# WORK TO BE COMPLETED
Check each line of the records below for the string "Reichstag", then state how many lines contain it, with no other output.

[Page pictures and their text]
[Start of Attachment]
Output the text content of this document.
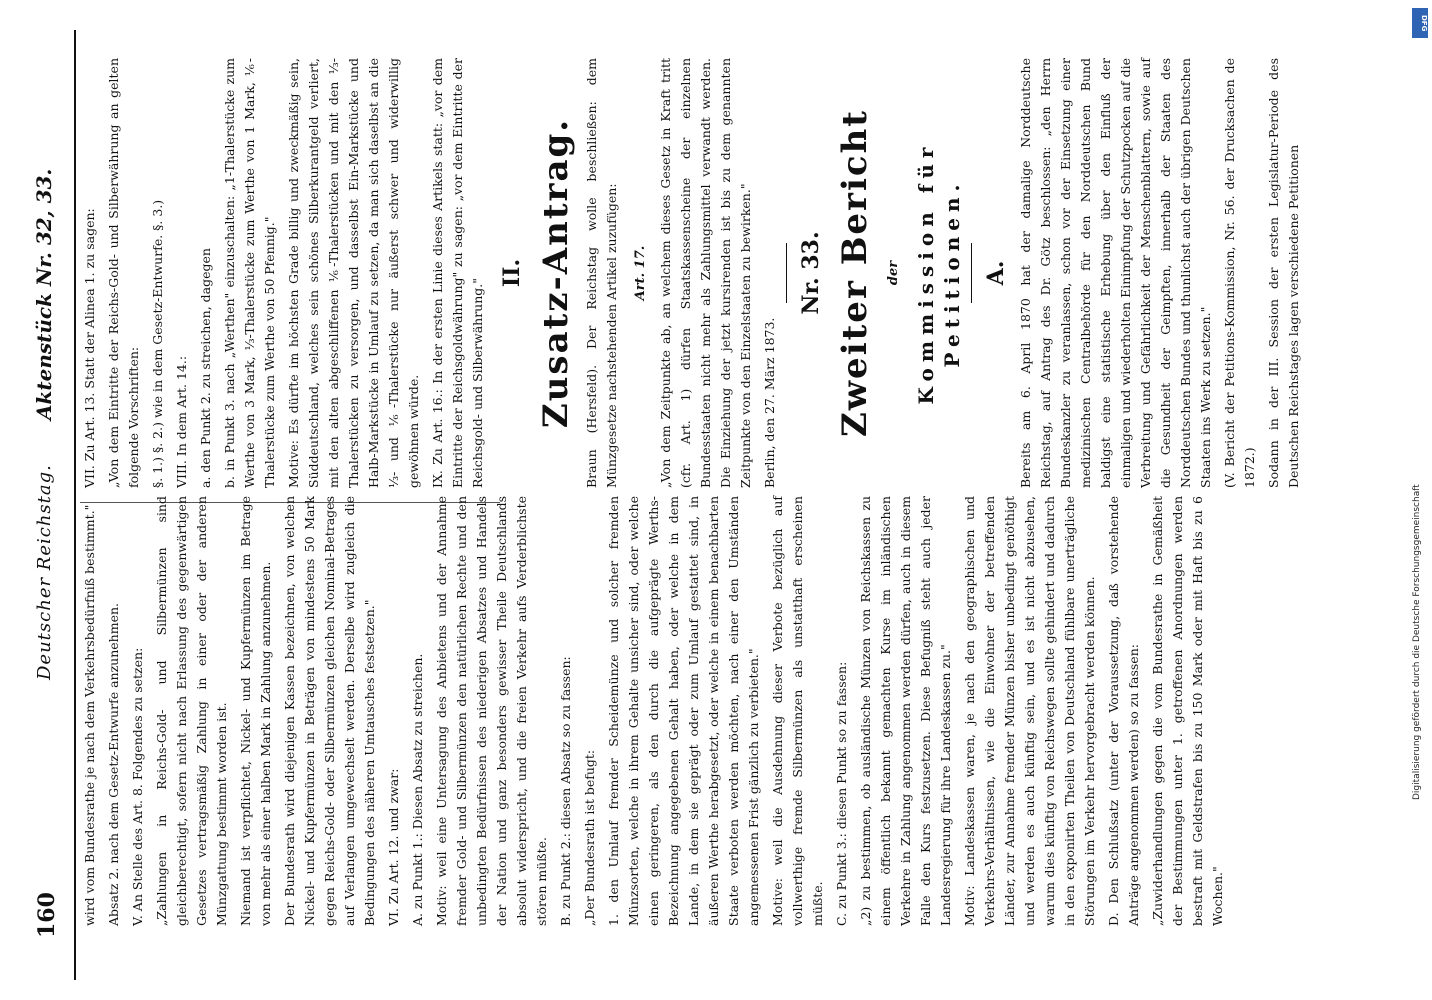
160
Deutscher Reichstag.
Aktenstück Nr. 32, 33.

wird vom Bundesrathe je nach dem Verkehrsbedürfniß bestimmt." Absatz 2. nach dem Gesetz-Entwurfe anzunehmen. V. An Stelle des Art. 8. Folgendes zu setzen: „Zahlungen in Reichs-Gold- und Silbermünzen sind gleichberechtigt, sofern nicht nach Erlassung des gegenwärtigen Gesetzes vertragsmäßig Zahlung in einer oder der anderen Münzgattung bestimmt worden ist. Niemand ist verpflichtet, Nickel- und Kupfermünzen im Betrage von mehr als einer halben Mark in Zahlung anzunehmen. Der Bundesrath wird diejenigen Kassen bezeichnen, von welchen Nickel- und Kupfermünzen in Beträgen von mindestens 50 Mark gegen Reichs-Gold- oder Silbermünzen gleichen Nominal-Betrages auf Verlangen umgewechselt werden. Derselbe wird zugleich die Bedingungen des näheren Umtausches festsetzen." VI. Zu Art. 12. und zwar: A. zu Punkt 1.: Diesen Absatz zu streichen. Motiv: weil eine Untersagung des Anbietens und der Annahme fremder Gold- und Silbermünzen den natürlichen Rechte und den unbedingten Bedürfnissen des niederigen Absatzes und Handels der Nation und ganz besonders gewisser Theile Deutschlands absolut widerspricht, und die freien Verkehr aufs Verderblichste stören müßte. B. zu Punkt 2.: diesen Absatz so zu fassen: „Der Bundesrath ist befugt: 1. den Umlauf fremder Scheidemünze und solcher fremden Münzsorten, welche in ihrem Gehalte unsicher sind, oder welche einen geringeren, als den durch die aufgeprägte Werths-Bezeichnung angegebenen Gehalt haben, oder welche in dem Lande, in dem sie geprägt oder zum Umlauf gestattet sind, in äußeren Werthe herabgesetzt, oder welche in einem benachbarten Staate verboten werden möchten, nach einer den Umständen angemessenen Frist gänzlich zu verbieten." Motive: weil die Ausdehnung dieser Verbote bezüglich auf vollwerthige fremde Silbermünzen als unstatthaft erscheinen müßte. C. zu Punkt 3.: diesen Punkt so zu fassen: „2) zu bestimmen, ob ausländische Münzen von Reichskassen zu einem öffentlich bekannt gemachten Kurse im inländischen Verkehre in Zahlung angenommen werden dürfen, auch in diesem Falle den Kurs festzusetzen. Diese Befugniß steht auch jeder Landesregierung für ihre Landeskassen zu." Motiv: Landeskassen waren, je nach den geographischen und Verkehrs-Verhältnissen, wie die Einwohner der betreffenden Länder, zur Annahme fremder Münzen bisher unbedingt genöthigt und werden es auch künftig sein, und es ist nicht abzusehen, warum dies künftig von Reichswegen sollte gehindert und dadurch in den exponirten Theilen von Deutschland fühlbare unerträgliche Störungen im Verkehr hervorgebracht werden können. D. Den Schlußsatz (unter der Voraussetzung, daß vorstehende Anträge angenommen werden) so zu fassen: „Zuwiderhandlungen gegen die vom Bundesrathe in Gemäßheit der Bestimmungen unter 1. getroffenen Anordnungen werden bestraft mit Geldstrafen bis zu 150 Mark oder mit Haft bis zu 6 Wochen."

VII. Zu Art. 13. Statt der Alinea 1. zu sagen: „Von dem Eintritte der Reichs-Gold- und Silberwährung an gelten folgende Vorschriften: §. 1.) §. 2.) wie in dem Gesetz-Entwurfe. §. 3.) VIII. In dem Art. 14.: a. den Punkt 2. zu streichen, dagegen b. in Punkt 3. nach „Werthen" einzuschalten: „1-Thalerstücke zum Werthe von 3 Mark, ⅓-Thalerstücke zum Werthe von 1 Mark, ⅙-Thalerstücke zum Werthe von 50 Pfennig." Motive: Es dürfte im höchsten Grade billig und zweckmäßig sein, Süddeutschland, welches sein schönes Silberkurantgeld verliert, mit den alten abgeschliffenen ⅙-Thalerstücken und mit den ⅓-Thalerstücken zu versorgen, und dasselbst Ein-Markstücke und Halb-Markstücke in Umlauf zu setzen, da man sich daselbst an die ⅓- und ⅙-Thalerstücke nur äußerst schwer und widerwillig gewöhnen würde. IX. Zu Art. 16.: In der ersten Linie dieses Artikels statt: „vor dem Eintritte der Reichsgoldwährung" zu sagen: „vor dem Eintritte der Reichsgold- und Silberwährung."

II. Zusatz-Antrag. Braun (Hersfeld). Der Reichstag wolle beschließen: dem Münzgesetze nachstehenden Artikel zuzufügen: Art. 17. „Von dem Zeitpunkte ab, an welchem dieses Gesetz in Kraft tritt (cfr. Art. 1) dürfen Staatskassenscheine der einzelnen Bundesstaaten nicht mehr als Zahlungsmittel verwandt werden. Die Einziehung der jetzt kursirenden ist bis zu dem genannten Zeitpunkte von den Einzelstaaten zu bewirken." Berlin, den 27. März 1873.

Nr. 33. Zweiter Bericht der Kommission für Petitionen. A. Bereits am 6. April 1870 hat der damalige Norddeutsche Reichstag, auf Antrag des Dr. Götz beschlossen: „den Herrn Bundeskanzler zu veranlassen, schon vor der Einsetzung einer medizinischen Centralbehörde für den Norddeutschen Bund baldigst eine statistische Erhebung über den Einfluß der einmaligen und wiederholten Einimpfung der Schutzpocken auf die Verbreitung und Gefährlichkeit der Menschenblattern, sowie auf die Gesundheit der Geimpften, innerhalb der Staaten des Norddeutschen Bundes und thunlichst auch der übrigen Deutschen Staaten ins Werk zu setzen." (V. Bericht der Petitions-Kommission, Nr. 56. der Drucksachen de 1872.) Sodann in der III. Session der ersten Legislatur-Periode des Deutschen Reichstages lagen verschiedene Petitionen

DFG
Digitalisierung gefördert durch die Deutsche Forschungsgemeinschaft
[End of Attachment]
# SOLUTION BELOW
3